__What you are asked to do__:
Copy out each line that mentions the word "Coated".

__Supplied records__:

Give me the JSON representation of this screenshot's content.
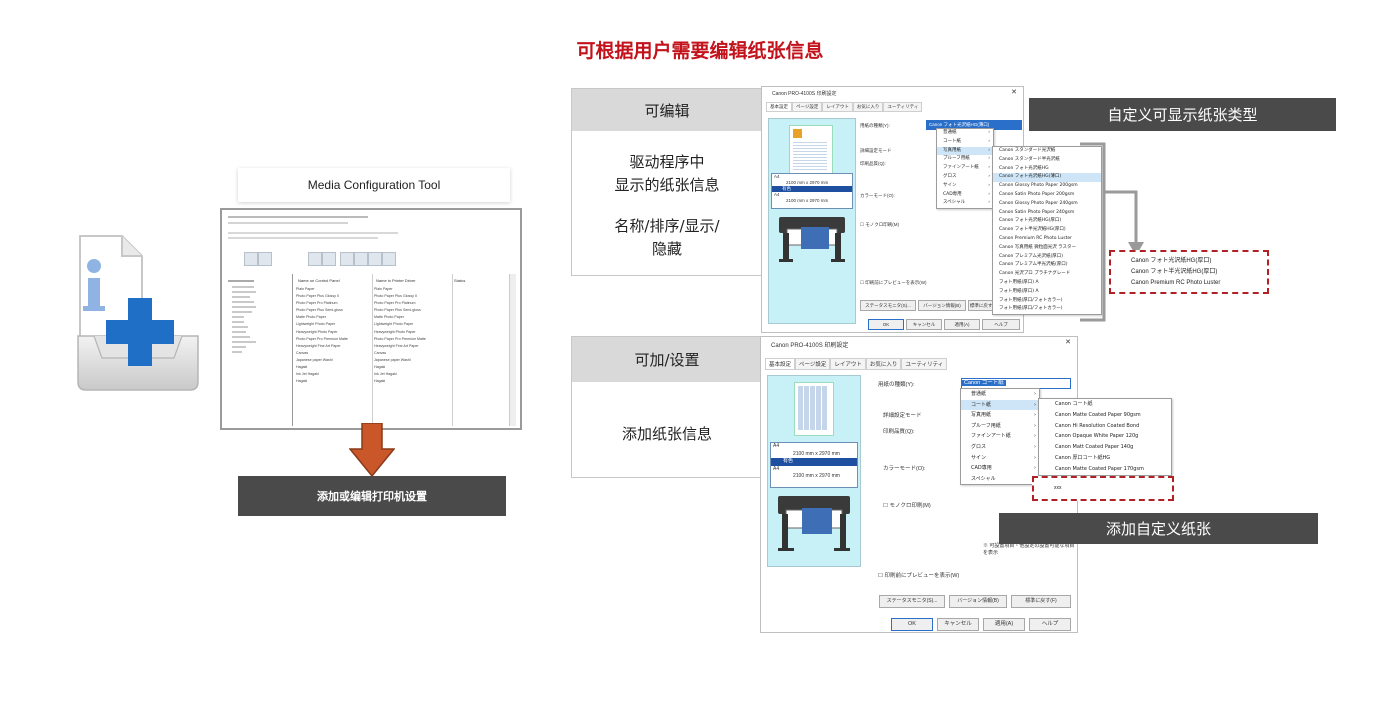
{
  "heading": "可根据用户需要编辑纸张信息",
  "left": {
    "tool_name": "Media Configuration Tool",
    "tool_window": {
      "columns": [
        "Name on Control Panel",
        "Name in Printer Driver",
        "Status"
      ],
      "control_panel_names": [
        "Plain Paper",
        "Photo Paper Plus Glossy II",
        "Photo Paper Pro Platinum",
        "Photo Paper Plus Semi-gloss",
        "Matte Photo Paper",
        "Lightweight Photo Paper",
        "Heavyweight Photo Paper",
        "Photo Paper Pro Premium Matte",
        "Heavyweight Fine Art Paper",
        "Canvas",
        "Japanese paper Washi",
        "Hagaki",
        "Ink Jet Hagaki",
        "Hagaki"
      ],
      "driver_names": [
        "Plain Paper",
        "Photo Paper Plus Glossy II",
        "Photo Paper Pro Platinum",
        "Photo Paper Plus Semi-gloss",
        "Matte Photo Paper",
        "Lightweight Photo Paper",
        "Heavyweight Photo Paper",
        "Photo Paper Pro Premium Matte",
        "Heavyweight Fine Art Paper",
        "Canvas",
        "Japanese paper Washi",
        "Hagaki",
        "Ink Jet Hagaki",
        "Hagaki"
      ]
    },
    "action_label": "添加或编辑打印机设置"
  },
  "panel_top": {
    "header": "可编辑",
    "lines": [
      "驱动程序中",
      "显示的纸张信息"
    ],
    "lines2": [
      "名称/排序/显示/",
      "隐藏"
    ]
  },
  "panel_bottom": {
    "header": "可加/设置",
    "lines": [
      "添加纸张信息"
    ]
  },
  "dialog_top": {
    "title": "Canon PRO-4100S 印刷設定",
    "tabs": [
      "基本設定",
      "ページ設定",
      "レイアウト",
      "お気に入り",
      "ユーティリティ"
    ],
    "media_label": "用紙の種類(Y):",
    "media_value": "Canon フォト光沢紙HG(薄口)",
    "mode_label": "詳細設定モード",
    "quality_label": "印刷品質(Q):",
    "color_label": "カラーモード(O):",
    "mono_label": "モノクロ印刷(M)",
    "preview_label": "印刷前にプレビューを表示(W)",
    "size_text": "2100 mm x 2970 mm",
    "paper_size": "A4",
    "paper_color": "有色",
    "buttons": [
      "ステータスモニタ(S)...",
      "バージョン情報(B)",
      "標準に戻す(F)"
    ],
    "ok": "OK",
    "cancel": "キャンセル",
    "apply": "適用(A)",
    "help": "ヘルプ",
    "menu": [
      "普通紙",
      "コート紙",
      "写真用紙",
      "プルーフ用紙",
      "ファインアート紙",
      "グロス",
      "サイン",
      "CAD専用",
      "スペシャル"
    ],
    "submenu": [
      "Canon スタンダード光沢紙",
      "Canon スタンダード半光沢紙",
      "Canon フォト光沢紙HG",
      "Canon フォト光沢紙HG(薄口)",
      "Canon Glossy Photo Paper 200gsm",
      "Canon Satin Photo Paper 200gsm",
      "Canon Glossy Photo Paper 240gsm",
      "Canon Satin Photo Paper 240gsm",
      "Canon フォト光沢紙HG(厚口)",
      "Canon フォト半光沢紙HG(厚口)",
      "Canon Premium RC Photo Luster",
      "Canon 写真用紙 微粒面光沢 ラスター",
      "Canon プレミアム光沢紙(厚口)",
      "Canon プレミアム半光沢紙(厚口)",
      "Canon 光沢プロ プラチナグレード",
      "フォト用紙(厚口) A",
      "フォト用紙(厚口) A",
      "フォト用紙(厚口/フォトカラー)",
      "フォト用紙(厚口/フォトカラー)"
    ]
  },
  "callout_top": "自定义可显示纸张类型",
  "callout_result": [
    "Canon フォト光沢紙HG(厚口)",
    "Canon フォト半光沢紙HG(厚口)",
    "Canon Premium RC Photo Luster"
  ],
  "dialog_bottom": {
    "title": "Canon PRO-4100S 印刷設定",
    "tabs": [
      "基本設定",
      "ページ設定",
      "レイアウト",
      "お気に入り",
      "ユーティリティ"
    ],
    "media_label": "用紙の種類(Y):",
    "media_value": "Canon コート紙",
    "mode_label": "詳細設定モード",
    "quality_label": "印刷品質(Q):",
    "color_label": "カラーモード(O):",
    "mono_label": "モノクロ印刷(M)",
    "preview_label": "印刷前にプレビューを表示(W)",
    "size_text": "2100 mm x 2970 mm",
    "paper_size": "A4",
    "paper_color": "有色",
    "note": "※ 可設置項目・他設定の設置可能な項目を表示",
    "buttons": [
      "ステータスモニタ(S)...",
      "バージョン情報(B)",
      "標準に戻す(F)"
    ],
    "ok": "OK",
    "cancel": "キャンセル",
    "apply": "適用(A)",
    "help": "ヘルプ",
    "menu": [
      "普通紙",
      "コート紙",
      "写真用紙",
      "プルーフ用紙",
      "ファインアート紙",
      "グロス",
      "サイン",
      "CAD専用",
      "スペシャル"
    ],
    "submenu": [
      "Canon コート紙",
      "Canon Matte Coated Paper 90gsm",
      "Canon Hi Resolution Coated Bond",
      "Canon Opaque White Paper 120g",
      "Canon Matt Coated Paper 140g",
      "Canon 厚口コート紙HG",
      "Canon Matte Coated Paper 170gsm"
    ],
    "new_item": "xxx"
  },
  "callout_bottom": "添加自定义纸张"
}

__Output of the task__:
      "Canon Matte Coated Paper 90gsm",
      "Canon Hi Resolution Coated Bond",
      "Canon Matt Coated Paper 140g",
      "Canon Matte Coated Paper 170gsm"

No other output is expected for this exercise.